- **DATA EXTRACT**:
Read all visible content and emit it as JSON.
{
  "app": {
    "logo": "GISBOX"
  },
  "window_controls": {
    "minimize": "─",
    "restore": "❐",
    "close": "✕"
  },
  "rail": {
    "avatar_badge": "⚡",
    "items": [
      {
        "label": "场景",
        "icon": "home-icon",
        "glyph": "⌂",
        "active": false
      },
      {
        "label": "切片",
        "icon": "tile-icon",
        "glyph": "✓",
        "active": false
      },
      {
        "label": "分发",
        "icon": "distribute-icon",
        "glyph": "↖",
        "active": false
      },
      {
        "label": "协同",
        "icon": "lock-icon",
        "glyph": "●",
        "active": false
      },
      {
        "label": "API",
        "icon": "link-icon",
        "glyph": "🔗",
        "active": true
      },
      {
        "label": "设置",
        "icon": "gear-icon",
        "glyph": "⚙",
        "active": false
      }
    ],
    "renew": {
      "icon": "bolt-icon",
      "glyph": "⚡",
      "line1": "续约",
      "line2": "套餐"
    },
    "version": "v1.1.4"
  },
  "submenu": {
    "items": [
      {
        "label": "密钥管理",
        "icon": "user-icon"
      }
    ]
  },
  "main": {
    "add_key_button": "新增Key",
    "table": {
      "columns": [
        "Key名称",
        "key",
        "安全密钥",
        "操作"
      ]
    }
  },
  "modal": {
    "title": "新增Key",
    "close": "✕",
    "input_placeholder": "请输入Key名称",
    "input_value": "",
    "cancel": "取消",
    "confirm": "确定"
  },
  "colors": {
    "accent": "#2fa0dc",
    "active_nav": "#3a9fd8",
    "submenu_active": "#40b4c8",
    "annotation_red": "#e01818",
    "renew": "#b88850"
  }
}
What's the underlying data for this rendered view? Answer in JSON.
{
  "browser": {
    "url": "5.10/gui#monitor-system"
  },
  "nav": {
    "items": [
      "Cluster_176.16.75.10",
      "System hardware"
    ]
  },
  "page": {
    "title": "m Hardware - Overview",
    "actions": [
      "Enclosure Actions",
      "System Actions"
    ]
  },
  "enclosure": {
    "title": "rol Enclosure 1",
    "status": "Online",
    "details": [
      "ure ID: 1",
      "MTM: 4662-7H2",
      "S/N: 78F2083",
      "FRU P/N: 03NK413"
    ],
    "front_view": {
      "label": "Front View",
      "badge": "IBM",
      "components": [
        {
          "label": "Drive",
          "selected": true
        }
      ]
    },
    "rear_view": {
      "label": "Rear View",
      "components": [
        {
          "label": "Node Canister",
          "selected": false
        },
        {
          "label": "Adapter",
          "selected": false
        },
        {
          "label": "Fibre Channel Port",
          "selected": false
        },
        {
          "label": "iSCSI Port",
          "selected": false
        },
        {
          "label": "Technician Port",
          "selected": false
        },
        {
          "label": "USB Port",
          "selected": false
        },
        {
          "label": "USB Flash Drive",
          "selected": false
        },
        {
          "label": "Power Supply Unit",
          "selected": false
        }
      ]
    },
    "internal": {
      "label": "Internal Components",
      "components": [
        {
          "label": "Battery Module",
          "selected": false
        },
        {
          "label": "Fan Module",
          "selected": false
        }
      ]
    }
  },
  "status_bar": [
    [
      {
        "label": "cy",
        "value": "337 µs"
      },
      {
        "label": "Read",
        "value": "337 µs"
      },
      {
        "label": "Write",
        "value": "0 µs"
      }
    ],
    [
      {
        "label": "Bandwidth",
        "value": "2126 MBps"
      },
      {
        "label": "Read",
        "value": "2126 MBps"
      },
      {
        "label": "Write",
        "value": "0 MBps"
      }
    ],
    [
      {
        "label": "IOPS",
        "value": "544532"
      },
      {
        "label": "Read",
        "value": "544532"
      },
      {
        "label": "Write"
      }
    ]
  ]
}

- **AIM OF THE EXERCISE**:
In the listing above, find the lines holding the word "title" and copy them.

- **EXERCISE OUTPUT**:
    "title": "新增Key",
    "title": "m Hardware - Overview",
    "title": "rol Enclosure 1",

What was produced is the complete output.